--- Start Supplied records ---

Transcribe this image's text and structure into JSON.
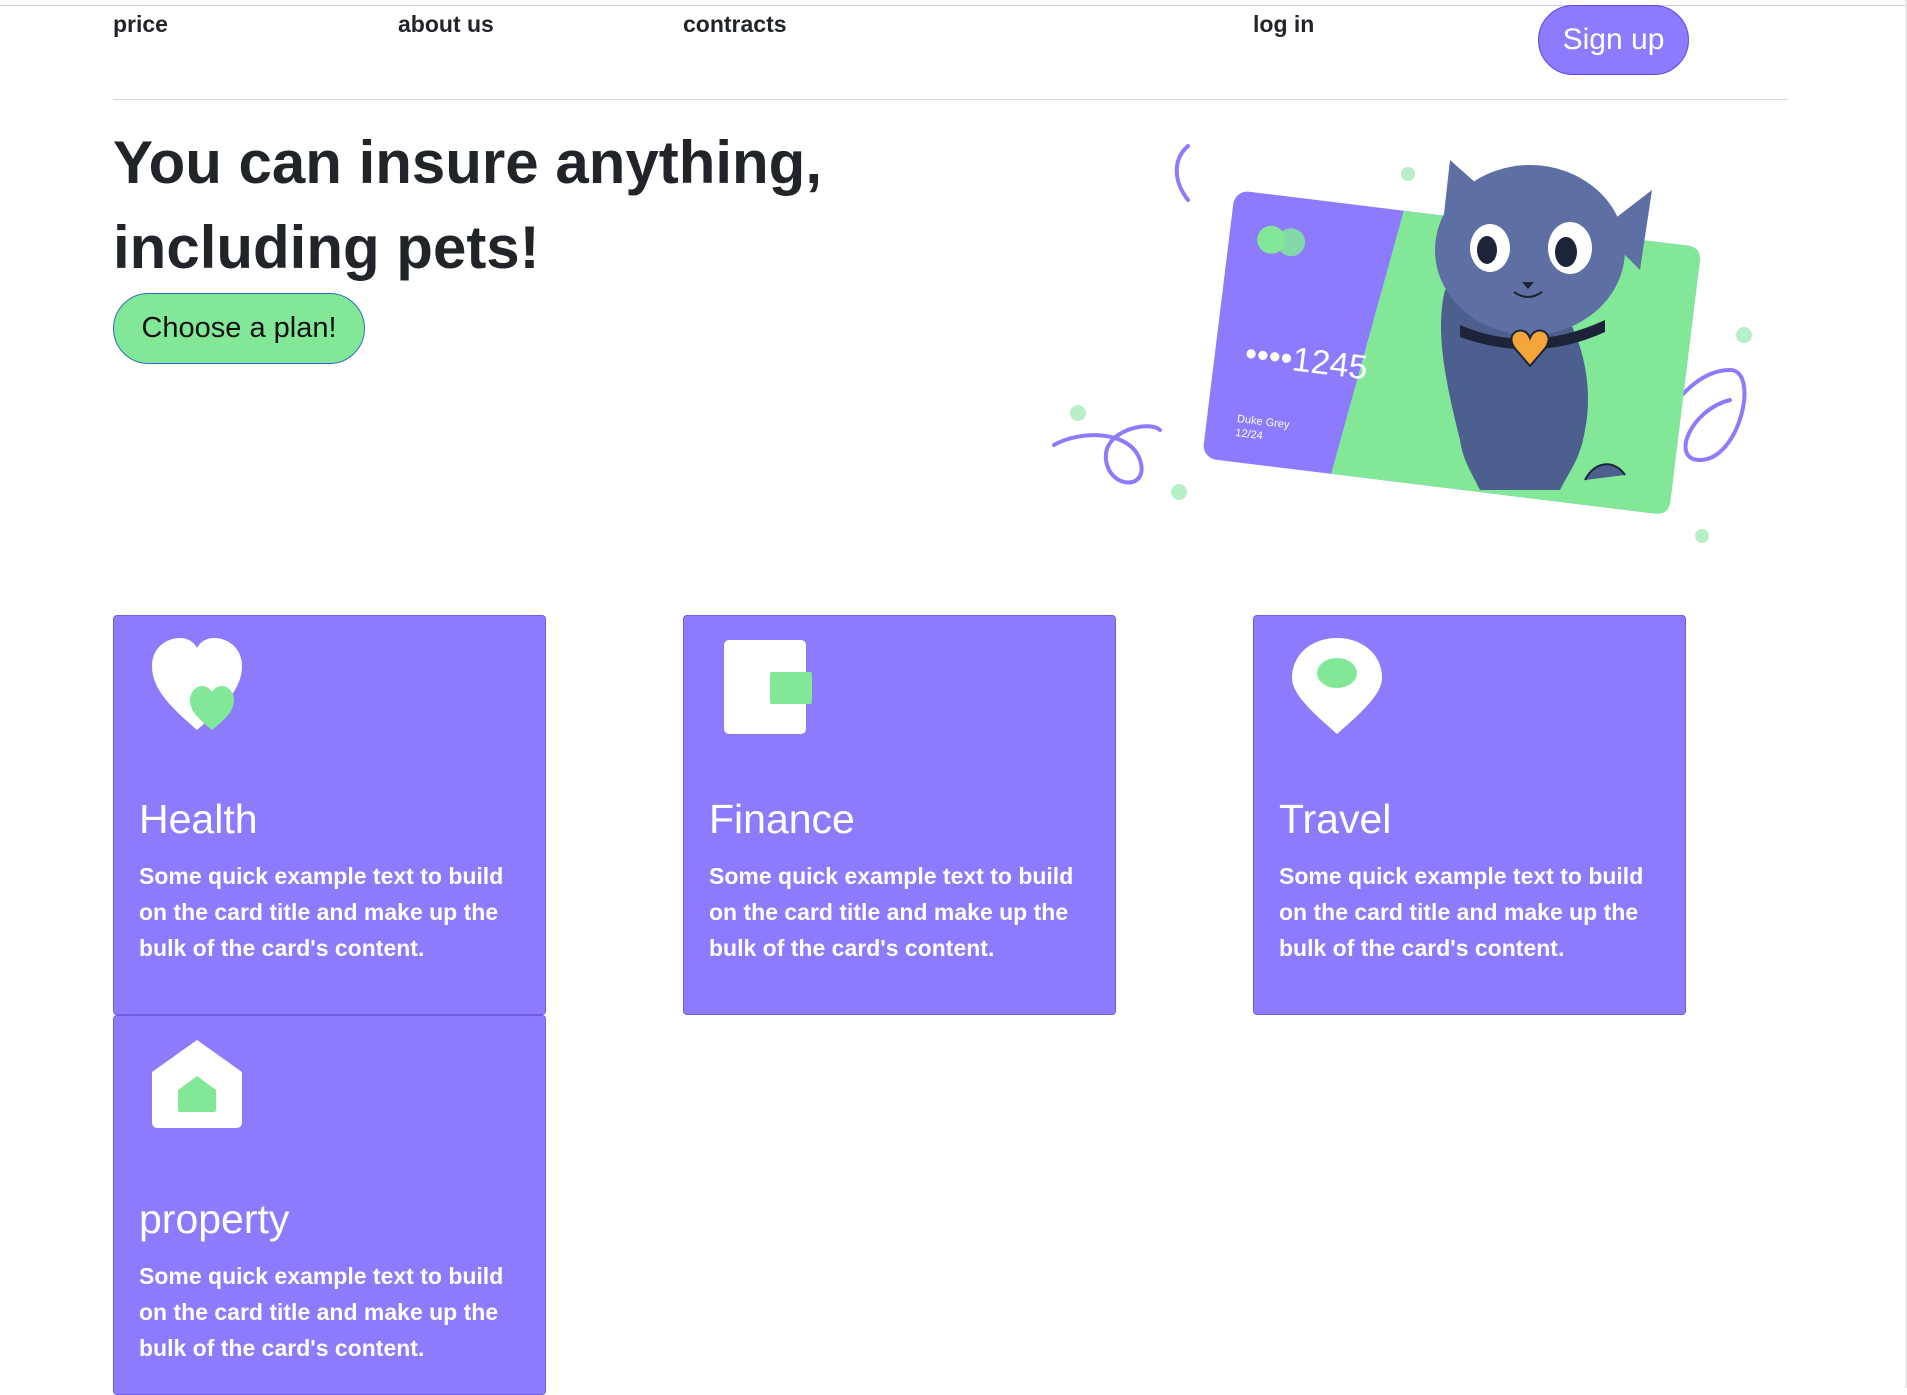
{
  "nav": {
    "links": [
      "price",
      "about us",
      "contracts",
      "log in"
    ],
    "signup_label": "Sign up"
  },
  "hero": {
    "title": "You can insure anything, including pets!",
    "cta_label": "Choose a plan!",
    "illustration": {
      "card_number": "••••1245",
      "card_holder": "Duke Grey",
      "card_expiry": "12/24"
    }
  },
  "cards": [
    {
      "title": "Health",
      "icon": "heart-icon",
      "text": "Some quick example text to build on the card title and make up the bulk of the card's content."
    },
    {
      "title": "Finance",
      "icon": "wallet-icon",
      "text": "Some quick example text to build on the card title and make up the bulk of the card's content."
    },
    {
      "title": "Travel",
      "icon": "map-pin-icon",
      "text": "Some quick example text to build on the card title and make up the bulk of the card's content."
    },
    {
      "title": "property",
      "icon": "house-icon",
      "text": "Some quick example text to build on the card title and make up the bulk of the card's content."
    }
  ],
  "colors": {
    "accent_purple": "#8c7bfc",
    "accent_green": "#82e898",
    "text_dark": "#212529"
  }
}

--- End Supplied records ---

- **Stated task**:
Using the records above, retype everything exactly except the pictures.

- **Response to this exercise**:
Transcribe this image's text and structure into JSON.
{
  "nav": {
    "links": [
      "price",
      "about us",
      "contracts",
      "log in"
    ],
    "signup_label": "Sign up"
  },
  "hero": {
    "title": "You can insure anything, including pets!",
    "cta_label": "Choose a plan!",
    "illustration": {
      "card_number": "••••1245",
      "card_holder": "Duke Grey",
      "card_expiry": "12/24"
    }
  },
  "cards": [
    {
      "title": "Health",
      "icon": "heart-icon",
      "text": "Some quick example text to build on the card title and make up the bulk of the card's content."
    },
    {
      "title": "Finance",
      "icon": "wallet-icon",
      "text": "Some quick example text to build on the card title and make up the bulk of the card's content."
    },
    {
      "title": "Travel",
      "icon": "map-pin-icon",
      "text": "Some quick example text to build on the card title and make up the bulk of the card's content."
    },
    {
      "title": "property",
      "icon": "house-icon",
      "text": "Some quick example text to build on the card title and make up the bulk of the card's content."
    }
  ],
  "colors": {
    "accent_purple": "#8c7bfc",
    "accent_green": "#82e898",
    "text_dark": "#212529"
  }
}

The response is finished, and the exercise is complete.